Exercise ▸ Beneath this sentence is a set of records; write each of them out exactly.
────────
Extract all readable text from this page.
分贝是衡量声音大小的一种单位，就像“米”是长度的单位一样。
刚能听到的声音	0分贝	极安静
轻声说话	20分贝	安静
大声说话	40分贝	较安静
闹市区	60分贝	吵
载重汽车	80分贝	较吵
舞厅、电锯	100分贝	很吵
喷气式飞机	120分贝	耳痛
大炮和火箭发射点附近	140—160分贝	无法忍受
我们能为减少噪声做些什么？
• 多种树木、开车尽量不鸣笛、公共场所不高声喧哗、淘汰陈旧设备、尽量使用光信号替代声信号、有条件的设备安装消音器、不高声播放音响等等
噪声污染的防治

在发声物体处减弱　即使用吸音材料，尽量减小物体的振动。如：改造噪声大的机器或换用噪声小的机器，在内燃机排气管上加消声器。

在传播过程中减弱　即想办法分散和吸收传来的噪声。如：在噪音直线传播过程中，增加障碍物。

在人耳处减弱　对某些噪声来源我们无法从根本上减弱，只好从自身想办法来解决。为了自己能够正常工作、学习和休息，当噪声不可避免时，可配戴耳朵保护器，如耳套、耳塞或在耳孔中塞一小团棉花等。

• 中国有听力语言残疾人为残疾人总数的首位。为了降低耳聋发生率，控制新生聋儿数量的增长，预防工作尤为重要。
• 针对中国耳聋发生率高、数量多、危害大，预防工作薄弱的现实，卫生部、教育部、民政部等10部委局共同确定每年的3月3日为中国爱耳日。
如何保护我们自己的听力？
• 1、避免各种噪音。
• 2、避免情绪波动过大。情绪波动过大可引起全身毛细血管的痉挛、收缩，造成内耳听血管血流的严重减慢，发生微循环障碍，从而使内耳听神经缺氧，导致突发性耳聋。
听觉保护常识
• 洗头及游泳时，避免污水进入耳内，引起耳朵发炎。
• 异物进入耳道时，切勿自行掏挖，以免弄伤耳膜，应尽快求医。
────────
Solution ▸
Extract all readable text from this page.
分贝是衡量声音大小的一种单位，就像“米”是长度的单位一样。
刚能听到的声音	0分贝	极安静
轻声说话	20分贝	安静
大声说话	40分贝	较安静
闹市区	60分贝	吵
载重汽车	80分贝	较吵
舞厅、电锯	100分贝	很吵
喷气式飞机	120分贝	耳痛
大炮和火箭发射点附近	140—160分贝	无法忍受
我们能为减少噪声做些什么？
• 多种树木、开车尽量不鸣笛、公共场所不高声喧哗、淘汰陈旧设备、尽量使用光信号替代声信号、有条件的设备安装消音器、不高声播放音响等等
噪声污染的防治

在发声物体处减弱　即使用吸音材料，尽量减小物体的振动。如：改造噪声大的机器或换用噪声小的机器，在内燃机排气管上加消声器。

在传播过程中减弱　即想办法分散和吸收传来的噪声。如：在噪音直线传播过程中，增加障碍物。

在人耳处减弱　对某些噪声来源我们无法从根本上减弱，只好从自身想办法来解决。为了自己能够正常工作、学习和休息，当噪声不可避免时，可配戴耳朵保护器，如耳套、耳塞或在耳孔中塞一小团棉花等。

• 中国有听力语言残疾人为残疾人总数的首位。为了降低耳聋发生率，控制新生聋儿数量的增长，预防工作尤为重要。
• 针对中国耳聋发生率高、数量多、危害大，预防工作薄弱的现实，卫生部、教育部、民政部等10部委局共同确定每年的3月3日为中国爱耳日。
如何保护我们自己的听力？
• 1、避免各种噪音。
• 2、避免情绪波动过大。情绪波动过大可引起全身毛细血管的痉挛、收缩，造成内耳听血管血流的严重减慢，发生微循环障碍，从而使内耳听神经缺氧，导致突发性耳聋。
听觉保护常识
• 洗头及游泳时，避免污水进入耳内，引起耳朵发炎。
• 异物进入耳道时，切勿自行掏挖，以免弄伤耳膜，应尽快求医。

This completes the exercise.